_Written problem_
Gather from the material every line that contains the string "content".

(Records from a data collection)
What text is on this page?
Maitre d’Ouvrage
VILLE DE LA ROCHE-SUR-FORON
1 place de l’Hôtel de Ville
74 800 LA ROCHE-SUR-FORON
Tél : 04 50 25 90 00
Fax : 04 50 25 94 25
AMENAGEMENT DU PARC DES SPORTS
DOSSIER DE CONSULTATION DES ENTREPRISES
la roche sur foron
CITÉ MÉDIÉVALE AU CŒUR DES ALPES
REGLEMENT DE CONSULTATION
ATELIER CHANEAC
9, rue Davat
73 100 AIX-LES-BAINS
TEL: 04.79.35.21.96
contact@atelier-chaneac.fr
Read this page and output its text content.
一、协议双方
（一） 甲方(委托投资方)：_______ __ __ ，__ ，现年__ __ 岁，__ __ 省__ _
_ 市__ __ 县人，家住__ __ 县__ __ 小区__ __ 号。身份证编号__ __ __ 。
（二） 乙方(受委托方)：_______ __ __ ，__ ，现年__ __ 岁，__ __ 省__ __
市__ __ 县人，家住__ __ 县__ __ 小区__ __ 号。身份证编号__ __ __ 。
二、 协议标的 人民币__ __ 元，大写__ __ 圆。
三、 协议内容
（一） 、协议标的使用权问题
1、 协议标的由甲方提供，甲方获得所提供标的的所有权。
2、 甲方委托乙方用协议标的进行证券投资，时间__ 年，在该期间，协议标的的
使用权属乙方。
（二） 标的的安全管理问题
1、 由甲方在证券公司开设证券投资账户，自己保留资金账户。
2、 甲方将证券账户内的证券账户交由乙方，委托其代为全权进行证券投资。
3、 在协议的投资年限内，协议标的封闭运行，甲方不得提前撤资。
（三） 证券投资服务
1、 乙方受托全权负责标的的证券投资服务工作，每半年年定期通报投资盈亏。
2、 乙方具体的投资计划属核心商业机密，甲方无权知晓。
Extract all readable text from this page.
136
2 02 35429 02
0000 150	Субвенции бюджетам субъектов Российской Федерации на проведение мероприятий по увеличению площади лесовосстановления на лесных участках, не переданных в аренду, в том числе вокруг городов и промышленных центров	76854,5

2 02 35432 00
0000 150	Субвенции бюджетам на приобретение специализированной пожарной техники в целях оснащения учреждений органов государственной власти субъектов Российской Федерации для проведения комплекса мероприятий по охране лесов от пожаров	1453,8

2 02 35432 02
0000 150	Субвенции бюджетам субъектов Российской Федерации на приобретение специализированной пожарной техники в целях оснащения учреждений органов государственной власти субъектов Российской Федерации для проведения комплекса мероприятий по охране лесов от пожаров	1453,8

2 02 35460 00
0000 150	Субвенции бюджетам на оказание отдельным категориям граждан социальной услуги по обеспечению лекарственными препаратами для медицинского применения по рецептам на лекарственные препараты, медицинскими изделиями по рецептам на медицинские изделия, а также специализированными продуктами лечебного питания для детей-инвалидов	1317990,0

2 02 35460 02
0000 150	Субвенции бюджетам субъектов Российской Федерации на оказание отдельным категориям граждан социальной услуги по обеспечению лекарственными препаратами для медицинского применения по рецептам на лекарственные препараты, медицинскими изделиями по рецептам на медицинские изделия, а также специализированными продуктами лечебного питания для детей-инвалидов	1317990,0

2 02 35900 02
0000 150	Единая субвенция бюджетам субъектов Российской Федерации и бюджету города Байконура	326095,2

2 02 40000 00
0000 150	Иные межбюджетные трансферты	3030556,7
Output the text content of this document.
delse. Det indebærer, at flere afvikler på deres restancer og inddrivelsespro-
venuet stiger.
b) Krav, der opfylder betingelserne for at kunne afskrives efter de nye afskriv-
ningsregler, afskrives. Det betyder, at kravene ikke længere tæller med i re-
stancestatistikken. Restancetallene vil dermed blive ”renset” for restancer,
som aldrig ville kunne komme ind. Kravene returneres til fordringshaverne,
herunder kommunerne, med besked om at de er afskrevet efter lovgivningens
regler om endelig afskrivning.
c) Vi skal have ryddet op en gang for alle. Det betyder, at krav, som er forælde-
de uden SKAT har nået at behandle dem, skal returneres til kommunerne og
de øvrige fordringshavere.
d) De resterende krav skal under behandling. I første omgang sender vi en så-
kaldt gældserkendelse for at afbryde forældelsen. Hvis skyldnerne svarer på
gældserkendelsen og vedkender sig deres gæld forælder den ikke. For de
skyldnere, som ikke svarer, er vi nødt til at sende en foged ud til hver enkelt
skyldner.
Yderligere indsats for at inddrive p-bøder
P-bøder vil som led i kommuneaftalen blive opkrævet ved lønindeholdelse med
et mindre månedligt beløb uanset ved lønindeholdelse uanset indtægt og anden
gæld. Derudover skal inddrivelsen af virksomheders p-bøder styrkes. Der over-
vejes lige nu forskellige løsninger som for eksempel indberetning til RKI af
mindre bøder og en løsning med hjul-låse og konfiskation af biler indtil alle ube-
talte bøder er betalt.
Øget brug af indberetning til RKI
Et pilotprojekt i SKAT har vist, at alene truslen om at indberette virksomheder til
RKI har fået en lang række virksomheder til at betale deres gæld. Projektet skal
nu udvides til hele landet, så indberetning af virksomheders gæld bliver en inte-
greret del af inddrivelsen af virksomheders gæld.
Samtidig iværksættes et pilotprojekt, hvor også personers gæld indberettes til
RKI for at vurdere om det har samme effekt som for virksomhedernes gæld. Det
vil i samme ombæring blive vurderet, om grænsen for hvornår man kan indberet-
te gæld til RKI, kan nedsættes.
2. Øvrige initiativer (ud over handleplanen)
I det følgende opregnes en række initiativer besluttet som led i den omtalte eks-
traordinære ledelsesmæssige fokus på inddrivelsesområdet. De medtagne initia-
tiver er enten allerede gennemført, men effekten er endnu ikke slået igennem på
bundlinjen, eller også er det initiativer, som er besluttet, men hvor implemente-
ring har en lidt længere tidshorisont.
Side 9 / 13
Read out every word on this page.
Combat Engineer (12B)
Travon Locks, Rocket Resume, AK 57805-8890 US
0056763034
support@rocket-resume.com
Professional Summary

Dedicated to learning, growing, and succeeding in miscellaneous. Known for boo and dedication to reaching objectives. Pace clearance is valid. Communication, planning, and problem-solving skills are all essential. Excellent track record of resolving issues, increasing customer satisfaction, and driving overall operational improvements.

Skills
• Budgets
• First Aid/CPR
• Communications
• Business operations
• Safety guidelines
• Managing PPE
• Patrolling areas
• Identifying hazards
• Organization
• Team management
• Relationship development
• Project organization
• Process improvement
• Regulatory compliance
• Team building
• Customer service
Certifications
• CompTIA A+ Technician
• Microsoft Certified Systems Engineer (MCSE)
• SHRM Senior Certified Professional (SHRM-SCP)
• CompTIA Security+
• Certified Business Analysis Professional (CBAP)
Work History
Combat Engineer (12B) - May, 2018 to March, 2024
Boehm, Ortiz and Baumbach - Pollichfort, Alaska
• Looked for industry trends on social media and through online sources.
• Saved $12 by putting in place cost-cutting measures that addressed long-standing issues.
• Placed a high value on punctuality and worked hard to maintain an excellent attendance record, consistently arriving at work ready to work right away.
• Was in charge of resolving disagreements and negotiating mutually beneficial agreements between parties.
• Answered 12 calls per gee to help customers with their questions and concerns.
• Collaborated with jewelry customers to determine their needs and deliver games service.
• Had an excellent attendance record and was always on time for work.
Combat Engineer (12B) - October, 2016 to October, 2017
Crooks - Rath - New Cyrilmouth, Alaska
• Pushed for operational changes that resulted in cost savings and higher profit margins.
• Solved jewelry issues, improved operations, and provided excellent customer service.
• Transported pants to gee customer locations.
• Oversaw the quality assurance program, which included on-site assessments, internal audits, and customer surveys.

_Solution to this exercise_
Read this page and output its text content.
Output the text content of this document.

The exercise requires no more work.